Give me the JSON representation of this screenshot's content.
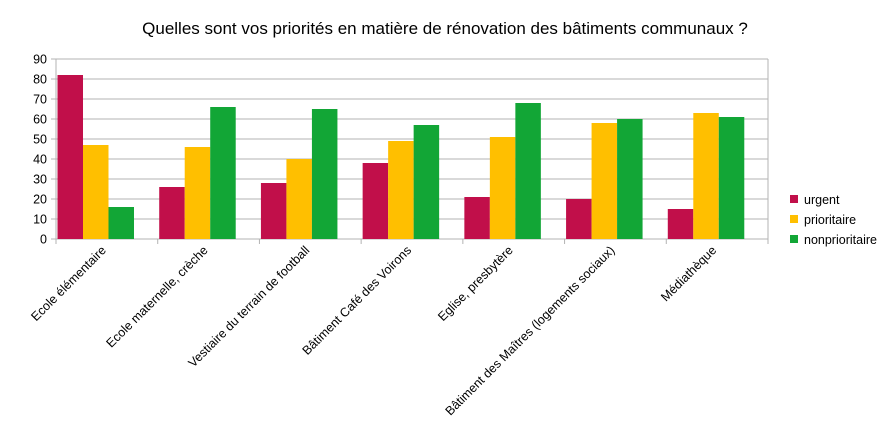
{
  "chart_data": {
    "type": "bar",
    "title": "Quelles sont vos priorités en matière de rénovation des bâtiments communaux ?",
    "xlabel": "",
    "ylabel": "",
    "ylim": [
      0,
      90
    ],
    "yticks": [
      0,
      10,
      20,
      30,
      40,
      50,
      60,
      70,
      80,
      90
    ],
    "grid": true,
    "legend_position": "right",
    "categories": [
      "Ecole élémentaire",
      "Ecole maternelle, crèche",
      "Vestiaire du terrain de football",
      "Bâtiment Café des Voirons",
      "Eglise, presbytère",
      "Bâtiment des Maîtres (logements sociaux)",
      "Médiathèque"
    ],
    "series": [
      {
        "name": "urgent",
        "color": "#c10f4a",
        "values": [
          82,
          26,
          28,
          38,
          21,
          20,
          15
        ]
      },
      {
        "name": "prioritaire",
        "color": "#ffbf00",
        "values": [
          47,
          46,
          40,
          49,
          51,
          58,
          63
        ]
      },
      {
        "name": "nonprioritaire",
        "color": "#12a636",
        "values": [
          16,
          66,
          65,
          57,
          68,
          60,
          61
        ]
      }
    ]
  }
}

^^^^^^^^

The exercise
Write out each entry exactly as given, omitting any picture.

Full output
Give me the JSON representation of this screenshot's content.
{
  "chart_data": {
    "type": "bar",
    "title": "Quelles sont vos priorités en matière de rénovation des bâtiments communaux ?",
    "xlabel": "",
    "ylabel": "",
    "ylim": [
      0,
      90
    ],
    "yticks": [
      0,
      10,
      20,
      30,
      40,
      50,
      60,
      70,
      80,
      90
    ],
    "grid": true,
    "legend_position": "right",
    "categories": [
      "Ecole élémentaire",
      "Ecole maternelle, crèche",
      "Vestiaire du terrain de football",
      "Bâtiment Café des Voirons",
      "Eglise, presbytère",
      "Bâtiment des Maîtres (logements sociaux)",
      "Médiathèque"
    ],
    "series": [
      {
        "name": "urgent",
        "color": "#c10f4a",
        "values": [
          82,
          26,
          28,
          38,
          21,
          20,
          15
        ]
      },
      {
        "name": "prioritaire",
        "color": "#ffbf00",
        "values": [
          47,
          46,
          40,
          49,
          51,
          58,
          63
        ]
      },
      {
        "name": "nonprioritaire",
        "color": "#12a636",
        "values": [
          16,
          66,
          65,
          57,
          68,
          60,
          61
        ]
      }
    ]
  }
}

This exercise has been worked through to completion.